> [Problem to solve]
Print the records below word for word, but leave out the pictures.

> [The records]
|---|
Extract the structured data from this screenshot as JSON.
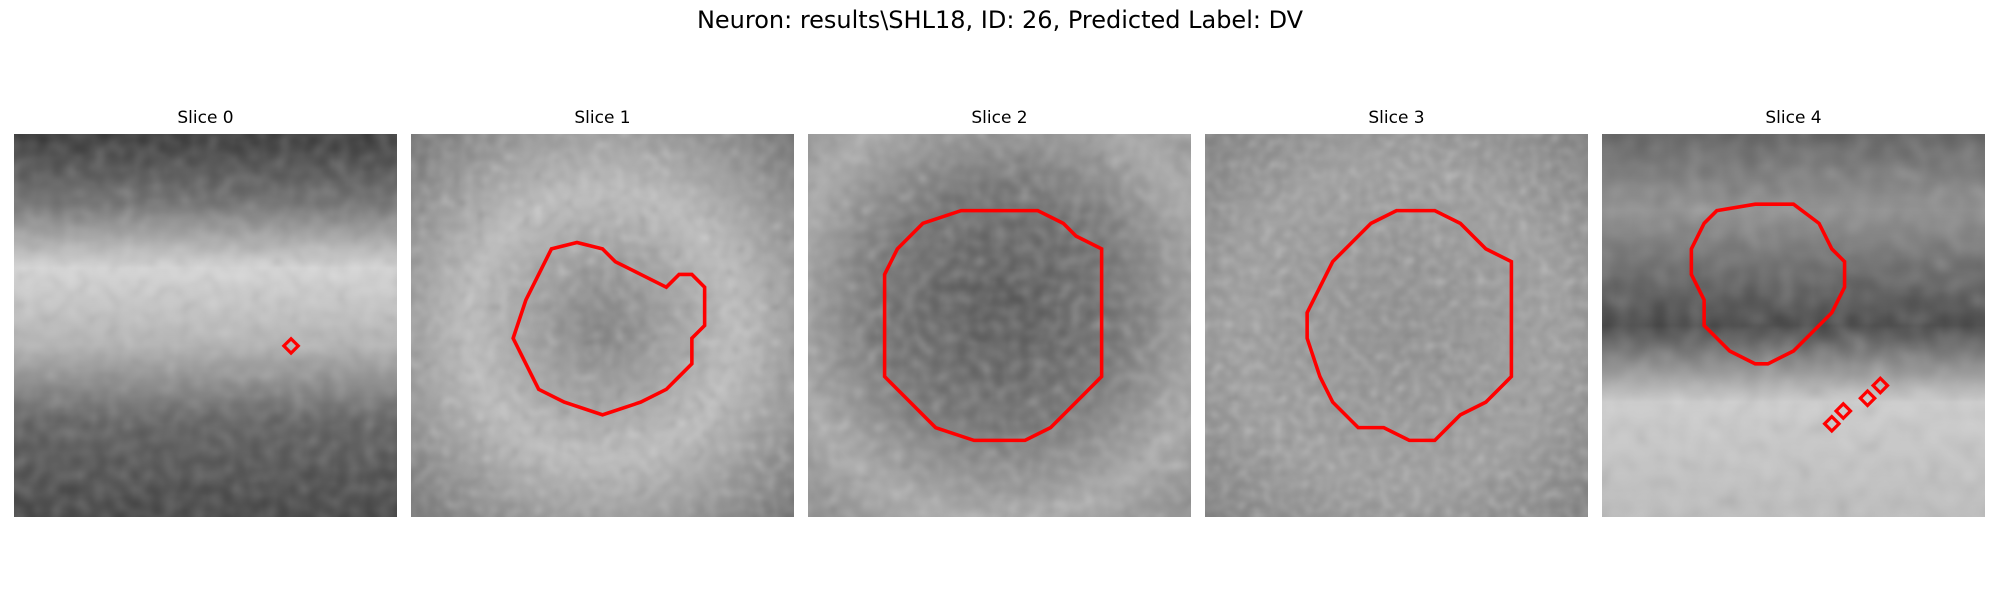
{
  "figure": {
    "title": "Neuron: results\\SHL18, ID: 26, Predicted Label: DV"
  },
  "overlay_color": "#ff0000",
  "panels": [
    {
      "title": "Slice 0"
    },
    {
      "title": "Slice 1"
    },
    {
      "title": "Slice 2"
    },
    {
      "title": "Slice 3"
    },
    {
      "title": "Slice 4"
    }
  ]
}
|---|
> [Task answer]
Extract the structured data from this screenshot as JSON.
{
  "figure": {
    "title": "Neuron: results\\SHL18, ID: 26, Predicted Label: DV"
  },
  "overlay_color": "#ff0000",
  "panels": [
    {
      "title": "Slice 0"
    },
    {
      "title": "Slice 1"
    },
    {
      "title": "Slice 2"
    },
    {
      "title": "Slice 3"
    },
    {
      "title": "Slice 4"
    }
  ]
}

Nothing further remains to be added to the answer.